(Stored records)
-- -- --

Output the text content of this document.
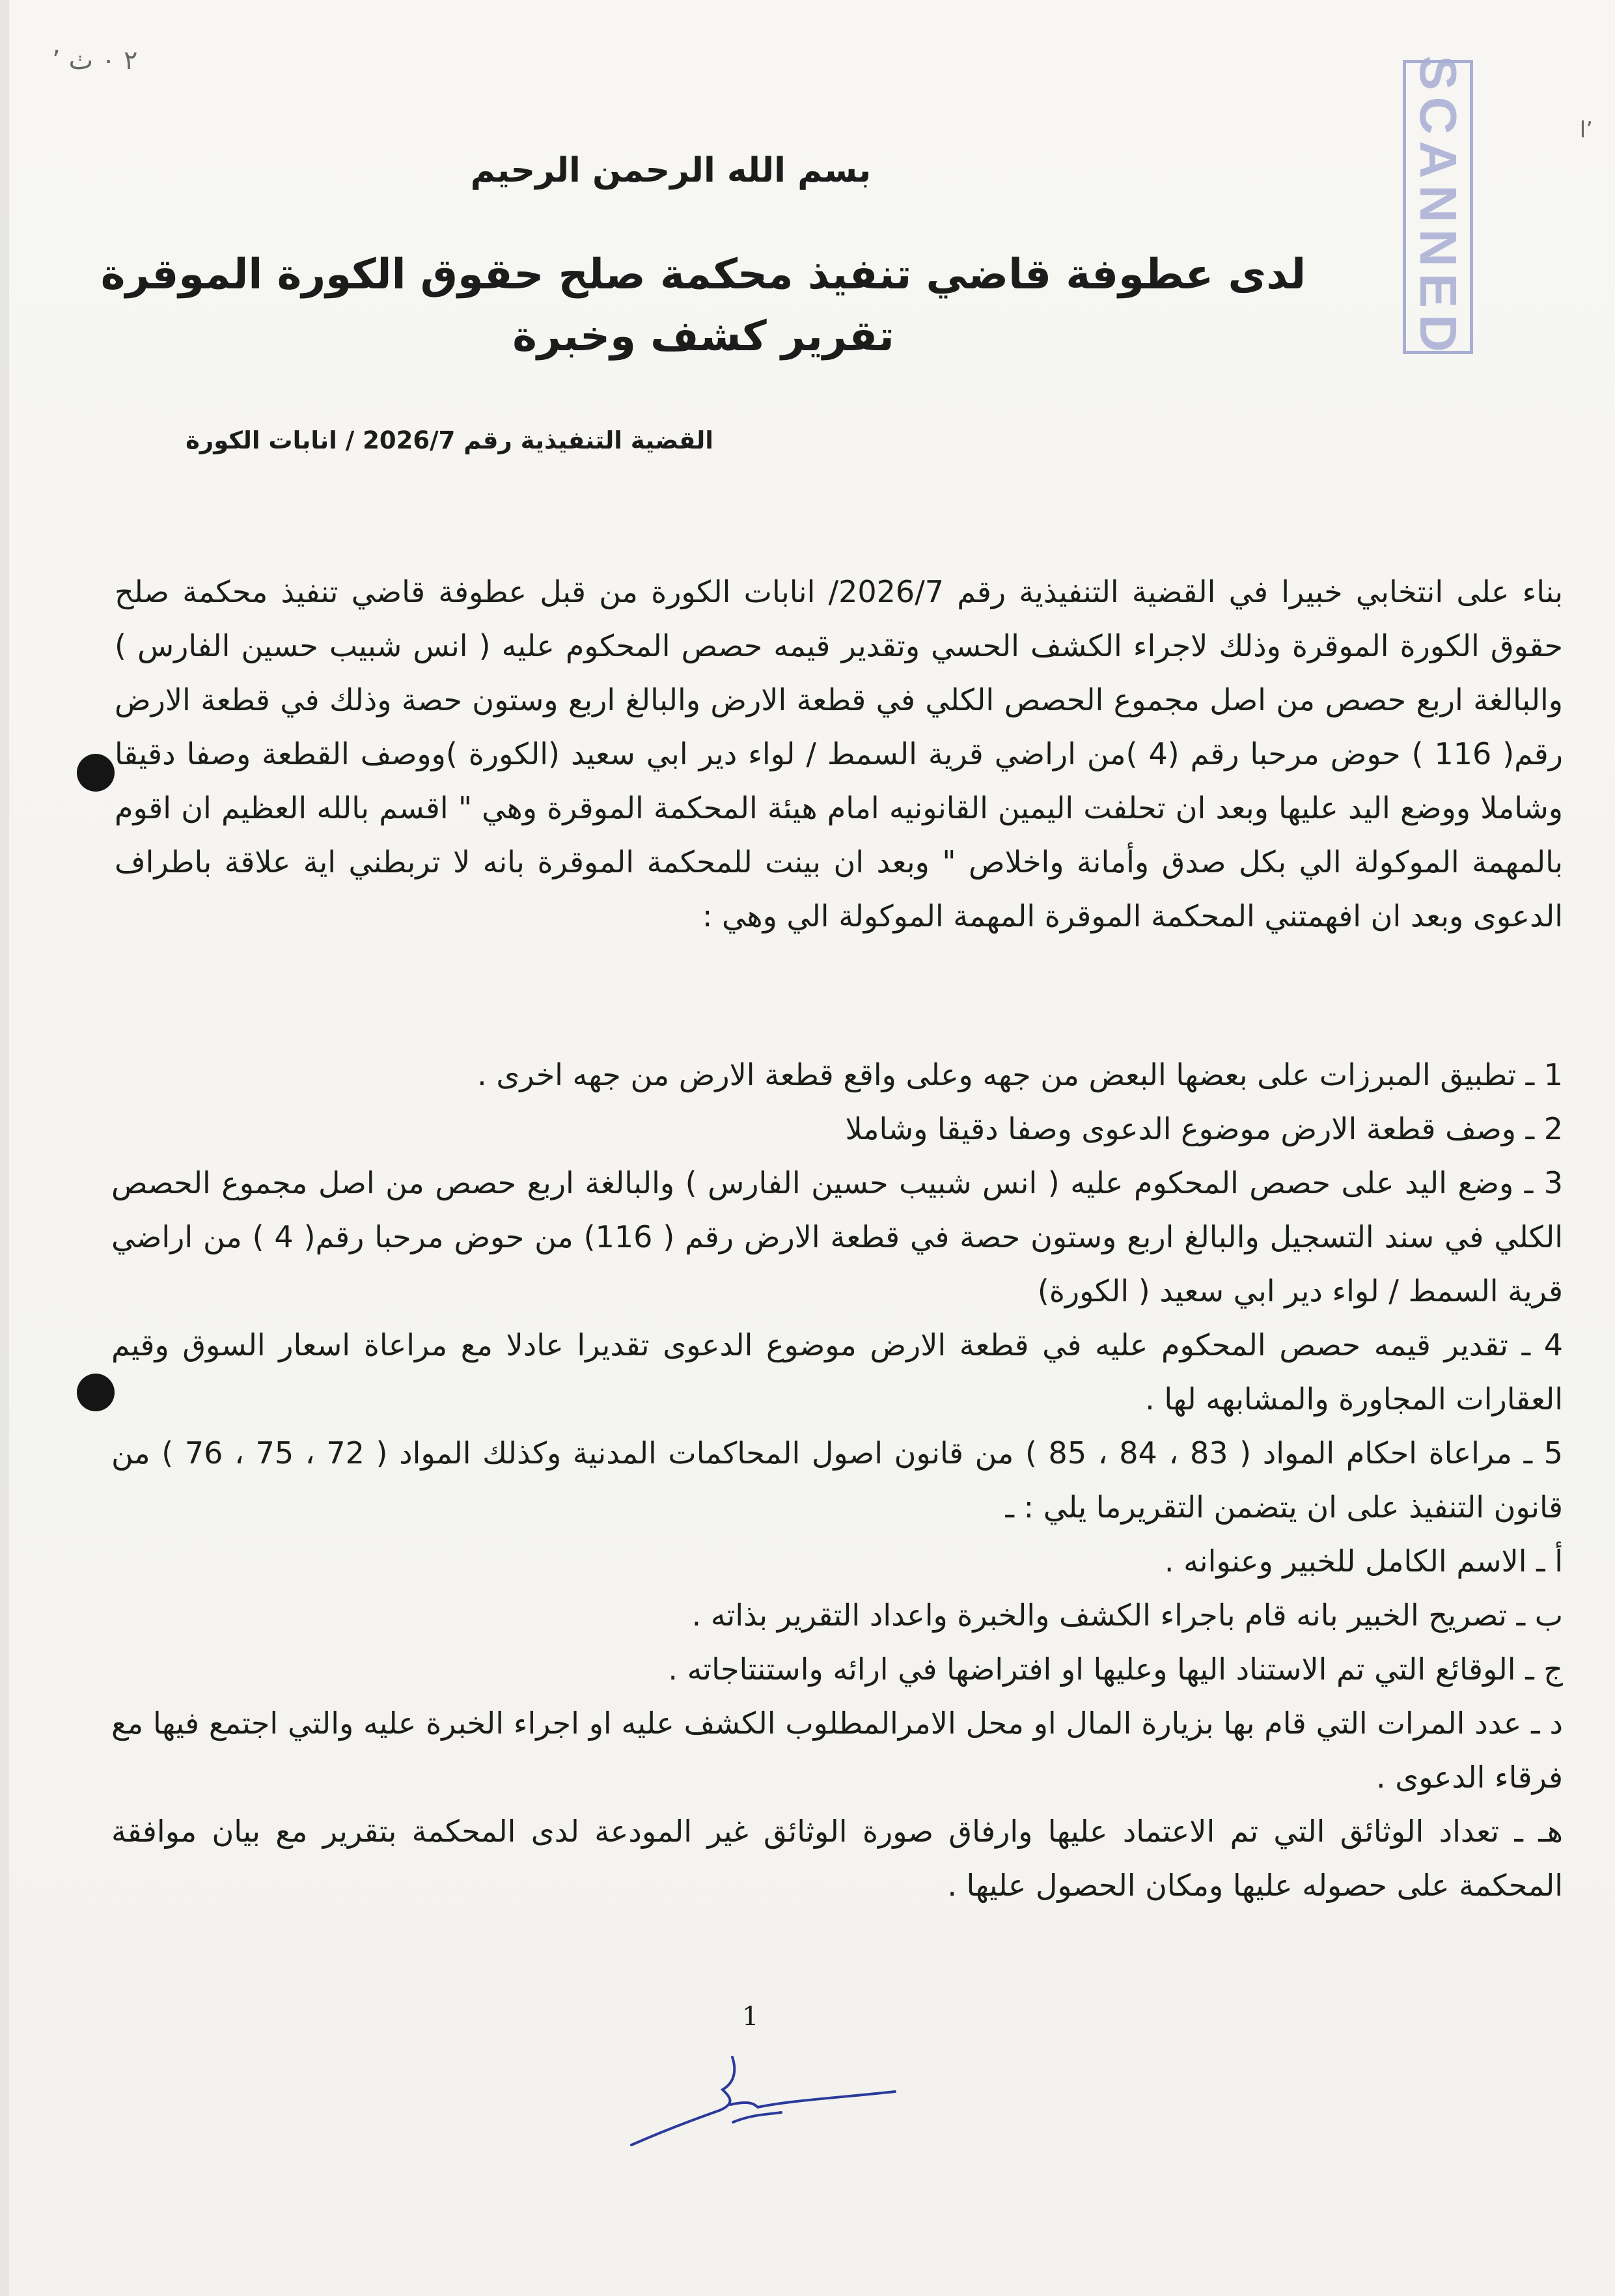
’ ٢ ٠ ٺ
ʼا
SCANNED
بسم الله الرحمن الرحيم
لدى عطوفة قاضي تنفيذ محكمة صلح حقوق الكورة الموقرة
تقرير كشف وخبرة
القضية التنفيذية رقم 2026/7 / انابات الكورة
بناء على انتخابي خبيرا في القضية التنفيذية رقم 2026/7/ انابات الكورة من قبل عطوفة قاضي تنفيذ محكمة صلح حقوق الكورة الموقرة وذلك لاجراء الكشف الحسي وتقدير قيمه حصص المحكوم عليه ( انس شبيب حسين الفارس ) والبالغة اربع حصص من اصل مجموع الحصص الكلي في قطعة الارض والبالغ اربع وستون حصة وذلك في قطعة الارض رقم( 116 ) حوض مرحبا رقم (4 )من اراضي قرية السمط / لواء دير ابي سعيد (الكورة )ووصف القطعة وصفا دقيقا وشاملا ووضع اليد عليها وبعد ان تحلفت اليمين القانونيه امام هيئة المحكمة الموقرة وهي " اقسم بالله العظيم ان اقوم بالمهمة الموكولة الي بكل صدق وأمانة واخلاص " وبعد ان بينت للمحكمة الموقرة بانه لا تربطني اية علاقة باطراف الدعوى وبعد ان افهمتني المحكمة الموقرة المهمة الموكولة الي وهي :
1 ـ تطبيق المبرزات على بعضها البعض من جهه وعلى واقع قطعة الارض من جهه اخرى .
2 ـ وصف قطعة الارض موضوع الدعوى وصفا دقيقا وشاملا
3 ـ وضع اليد على حصص المحكوم عليه ( انس شبيب حسين الفارس ) والبالغة اربع حصص من اصل مجموع الحصص الكلي في سند التسجيل والبالغ اربع وستون حصة في قطعة الارض رقم ( 116) من حوض مرحبا رقم( 4 ) من اراضي قرية السمط / لواء دير ابي سعيد ( الكورة)
4 ـ تقدير قيمه حصص المحكوم عليه في قطعة الارض موضوع الدعوى تقديرا عادلا مع مراعاة اسعار السوق وقيم العقارات المجاورة والمشابهه لها .
5 ـ مراعاة احكام المواد ( 83 ، 84 ، 85 ) من قانون اصول المحاكمات المدنية وكذلك المواد ( 72 ، 75 ، 76 ) من قانون التنفيذ على ان يتضمن التقريرما يلي : ـ
أ ـ الاسم الكامل للخبير وعنوانه .
ب ـ تصريح الخبير بانه قام باجراء الكشف والخبرة واعداد التقرير بذاته .
ج ـ الوقائع التي تم الاستناد اليها وعليها او افتراضها في ارائه واستنتاجاته .
د ـ عدد المرات التي قام بها بزيارة المال او محل الامرالمطلوب الكشف عليه او اجراء الخبرة عليه والتي اجتمع فيها مع فرقاء الدعوى .
هـ ـ تعداد الوثائق التي تم الاعتماد عليها وارفاق صورة الوثائق غير المودعة لدى المحكمة بتقرير مع بيان موافقة المحكمة على حصوله عليها ومكان الحصول عليها .
1
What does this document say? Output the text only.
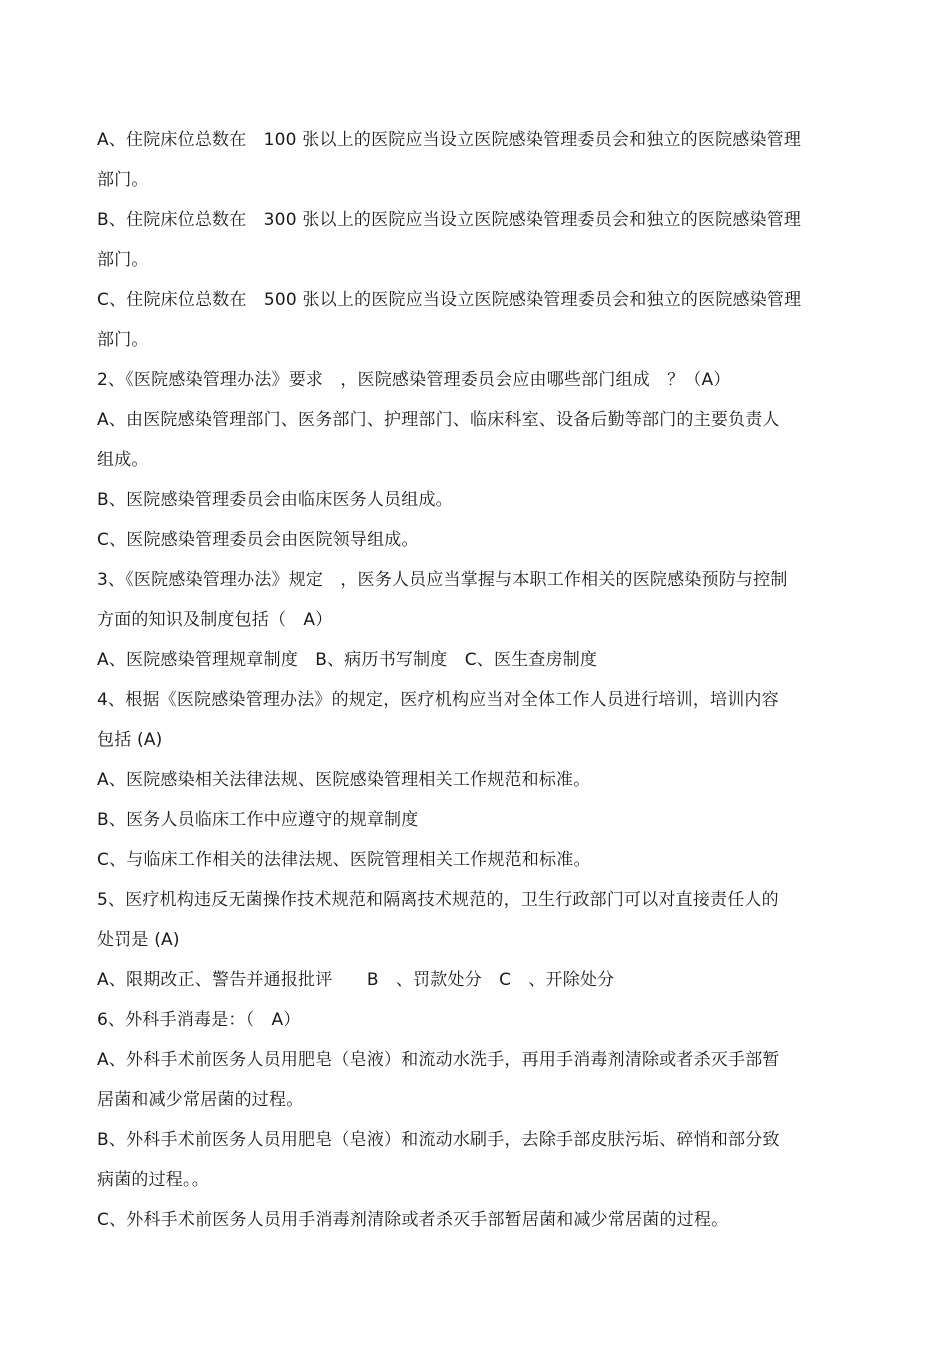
A、住院床位总数在　100 张以上的医院应当设立医院感染管理委员会和独立的医院感染管理
部门。
B、住院床位总数在　300 张以上的医院应当设立医院感染管理委员会和独立的医院感染管理
部门。
C、住院床位总数在　500 张以上的医院应当设立医院感染管理委员会和独立的医院感染管理
部门。
2、《医院感染管理办法》要求　，医院感染管理委员会应由哪些部门组成　？（A）
A、由医院感染管理部门、医务部门、护理部门、临床科室、设备后勤等部门的主要负责人
组成。
B、医院感染管理委员会由临床医务人员组成。
C、医院感染管理委员会由医院领导组成。
3、《医院感染管理办法》规定　，医务人员应当掌握与本职工作相关的医院感染预防与控制
方面的知识及制度包括（　A）
A、医院感染管理规章制度　B、病历书写制度　C、医生查房制度
4、根据《医院感染管理办法》的规定，医疗机构应当对全体工作人员进行培训，培训内容
包括 (A)
A、医院感染相关法律法规、医院感染管理相关工作规范和标准。
B、医务人员临床工作中应遵守的规章制度
C、与临床工作相关的法律法规、医院管理相关工作规范和标准。
5、医疗机构违反无菌操作技术规范和隔离技术规范的，卫生行政部门可以对直接责任人的
处罚是 (A)
A、限期改正、警告并通报批评　　B　、罚款处分　C　、开除处分
6、外科手消毒是：（　A）
A、外科手术前医务人员用肥皂（皂液）和流动水洗手，再用手消毒剂清除或者杀灭手部暂
居菌和减少常居菌的过程。
B、外科手术前医务人员用肥皂（皂液）和流动水刷手，去除手部皮肤污垢、碎悄和部分致
病菌的过程。。
C、外科手术前医务人员用手消毒剂清除或者杀灭手部暂居菌和减少常居菌的过程。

-- -- --

*DIRECTION*:
In the data above, how many lines contain the string "مراعاة"? Answer with the number only.

*RESULT FOR THIS EXERCISE*:
2